↓
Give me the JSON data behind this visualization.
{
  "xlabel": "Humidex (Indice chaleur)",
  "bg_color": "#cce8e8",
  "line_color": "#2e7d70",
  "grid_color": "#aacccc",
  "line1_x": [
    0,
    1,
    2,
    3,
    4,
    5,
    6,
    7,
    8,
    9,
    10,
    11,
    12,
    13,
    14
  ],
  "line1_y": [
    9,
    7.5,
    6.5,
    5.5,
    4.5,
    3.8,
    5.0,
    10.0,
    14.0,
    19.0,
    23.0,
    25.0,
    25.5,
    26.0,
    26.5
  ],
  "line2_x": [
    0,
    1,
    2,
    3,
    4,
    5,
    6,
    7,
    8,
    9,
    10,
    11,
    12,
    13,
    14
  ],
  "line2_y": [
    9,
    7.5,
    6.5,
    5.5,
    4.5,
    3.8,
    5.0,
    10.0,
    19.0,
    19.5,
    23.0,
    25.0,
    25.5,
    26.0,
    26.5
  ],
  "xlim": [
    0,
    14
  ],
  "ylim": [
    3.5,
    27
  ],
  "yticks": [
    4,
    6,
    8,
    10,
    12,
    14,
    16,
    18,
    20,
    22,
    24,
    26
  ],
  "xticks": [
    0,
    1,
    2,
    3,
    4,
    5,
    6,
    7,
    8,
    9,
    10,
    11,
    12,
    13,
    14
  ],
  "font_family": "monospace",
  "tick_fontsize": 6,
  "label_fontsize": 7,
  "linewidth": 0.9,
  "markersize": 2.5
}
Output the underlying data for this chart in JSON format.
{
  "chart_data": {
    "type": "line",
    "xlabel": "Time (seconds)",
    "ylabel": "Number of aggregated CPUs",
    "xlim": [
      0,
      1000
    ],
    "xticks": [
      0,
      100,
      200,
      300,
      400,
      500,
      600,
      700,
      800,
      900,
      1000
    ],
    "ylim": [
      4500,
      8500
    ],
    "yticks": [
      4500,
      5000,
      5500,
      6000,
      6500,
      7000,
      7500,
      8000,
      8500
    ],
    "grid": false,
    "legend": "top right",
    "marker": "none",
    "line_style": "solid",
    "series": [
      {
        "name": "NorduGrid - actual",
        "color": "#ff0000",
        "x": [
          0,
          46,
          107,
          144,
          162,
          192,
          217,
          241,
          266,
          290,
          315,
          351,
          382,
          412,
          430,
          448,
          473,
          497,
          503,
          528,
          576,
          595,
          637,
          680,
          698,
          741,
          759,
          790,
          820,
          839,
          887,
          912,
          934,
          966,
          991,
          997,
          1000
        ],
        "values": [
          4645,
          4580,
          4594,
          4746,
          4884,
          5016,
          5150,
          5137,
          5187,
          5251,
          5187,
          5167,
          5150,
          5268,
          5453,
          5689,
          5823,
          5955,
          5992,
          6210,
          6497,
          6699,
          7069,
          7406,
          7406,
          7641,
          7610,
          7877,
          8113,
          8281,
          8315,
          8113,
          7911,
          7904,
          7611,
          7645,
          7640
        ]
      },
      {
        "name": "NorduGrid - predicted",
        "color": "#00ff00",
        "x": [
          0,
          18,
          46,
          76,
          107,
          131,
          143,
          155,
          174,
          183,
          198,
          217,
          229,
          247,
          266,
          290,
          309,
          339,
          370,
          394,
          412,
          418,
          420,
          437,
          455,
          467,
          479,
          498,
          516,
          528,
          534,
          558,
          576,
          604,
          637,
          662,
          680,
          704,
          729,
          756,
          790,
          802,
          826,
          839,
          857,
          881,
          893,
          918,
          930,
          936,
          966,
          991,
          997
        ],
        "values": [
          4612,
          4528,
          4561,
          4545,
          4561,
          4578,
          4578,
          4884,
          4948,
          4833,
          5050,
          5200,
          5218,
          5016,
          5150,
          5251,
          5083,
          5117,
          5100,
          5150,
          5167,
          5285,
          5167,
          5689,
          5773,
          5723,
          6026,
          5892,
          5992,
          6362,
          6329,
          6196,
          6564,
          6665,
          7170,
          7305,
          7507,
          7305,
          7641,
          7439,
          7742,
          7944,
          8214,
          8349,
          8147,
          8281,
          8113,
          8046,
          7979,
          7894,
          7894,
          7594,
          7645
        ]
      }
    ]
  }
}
↑
## To do
Retype the data exactly as given.

## Answer to the task
Give me the JSON data behind this visualization.
{
  "xlabel": "Humidex (Indice chaleur)",
  "bg_color": "#cce8e8",
  "line_color": "#2e7d70",
  "grid_color": "#aacccc",
  "line1_x": [
    0,
    1,
    2,
    3,
    4,
    5,
    6,
    7,
    8,
    9,
    10,
    11,
    12,
    13,
    14
  ],
  "line1_y": [
    9,
    7.5,
    6.5,
    5.5,
    4.5,
    3.8,
    5.0,
    10.0,
    14.0,
    19.0,
    23.0,
    25.0,
    25.5,
    26.0,
    26.5
  ],
  "line2_x": [
    0,
    1,
    2,
    3,
    4,
    5,
    6,
    7,
    8,
    9,
    10,
    11,
    12,
    13,
    14
  ],
  "line2_y": [
    9,
    7.5,
    6.5,
    5.5,
    4.5,
    3.8,
    5.0,
    10.0,
    19.0,
    19.5,
    23.0,
    25.0,
    25.5,
    26.0,
    26.5
  ],
  "xlim": [
    0,
    14
  ],
  "ylim": [
    3.5,
    27
  ],
  "yticks": [
    4,
    6,
    8,
    10,
    12,
    14,
    16,
    18,
    20,
    22,
    24,
    26
  ],
  "xticks": [
    0,
    1,
    2,
    3,
    4,
    5,
    6,
    7,
    8,
    9,
    10,
    11,
    12,
    13,
    14
  ],
  "font_family": "monospace",
  "tick_fontsize": 6,
  "label_fontsize": 7,
  "linewidth": 0.9,
  "markersize": 2.5
}
Output the underlying data for this chart in JSON format.
{
  "chart_data": {
    "type": "line",
    "xlabel": "Time (seconds)",
    "ylabel": "Number of aggregated CPUs",
    "xlim": [
      0,
      1000
    ],
    "xticks": [
      0,
      100,
      200,
      300,
      400,
      500,
      600,
      700,
      800,
      900,
      1000
    ],
    "ylim": [
      4500,
      8500
    ],
    "yticks": [
      4500,
      5000,
      5500,
      6000,
      6500,
      7000,
      7500,
      8000,
      8500
    ],
    "grid": false,
    "legend": "top right",
    "marker": "none",
    "line_style": "solid",
    "series": [
      {
        "name": "NorduGrid - actual",
        "color": "#ff0000",
        "x": [
          0,
          46,
          107,
          144,
          162,
          192,
          217,
          241,
          266,
          290,
          315,
          351,
          382,
          412,
          430,
          448,
          473,
          497,
          503,
          528,
          576,
          595,
          637,
          680,
          698,
          741,
          759,
          790,
          820,
          839,
          887,
          912,
          934,
          966,
          991,
          997,
          1000
        ],
        "values": [
          4645,
          4580,
          4594,
          4746,
          4884,
          5016,
          5150,
          5137,
          5187,
          5251,
          5187,
          5167,
          5150,
          5268,
          5453,
          5689,
          5823,
          5955,
          5992,
          6210,
          6497,
          6699,
          7069,
          7406,
          7406,
          7641,
          7610,
          7877,
          8113,
          8281,
          8315,
          8113,
          7911,
          7904,
          7611,
          7645,
          7640
        ]
      },
      {
        "name": "NorduGrid - predicted",
        "color": "#00ff00",
        "x": [
          0,
          18,
          46,
          76,
          107,
          131,
          143,
          155,
          174,
          183,
          198,
          217,
          229,
          247,
          266,
          290,
          309,
          339,
          370,
          394,
          412,
          418,
          420,
          437,
          455,
          467,
          479,
          498,
          516,
          528,
          534,
          558,
          576,
          604,
          637,
          662,
          680,
          704,
          729,
          756,
          790,
          802,
          826,
          839,
          857,
          881,
          893,
          918,
          930,
          936,
          966,
          991,
          997
        ],
        "values": [
          4612,
          4528,
          4561,
          4545,
          4561,
          4578,
          4578,
          4884,
          4948,
          4833,
          5050,
          5200,
          5218,
          5016,
          5150,
          5251,
          5083,
          5117,
          5100,
          5150,
          5167,
          5285,
          5167,
          5689,
          5773,
          5723,
          6026,
          5892,
          5992,
          6362,
          6329,
          6196,
          6564,
          6665,
          7170,
          7305,
          7507,
          7305,
          7641,
          7439,
          7742,
          7944,
          8214,
          8349,
          8147,
          8281,
          8113,
          8046,
          7979,
          7894,
          7894,
          7594,
          7645
        ]
      }
    ]
  }
}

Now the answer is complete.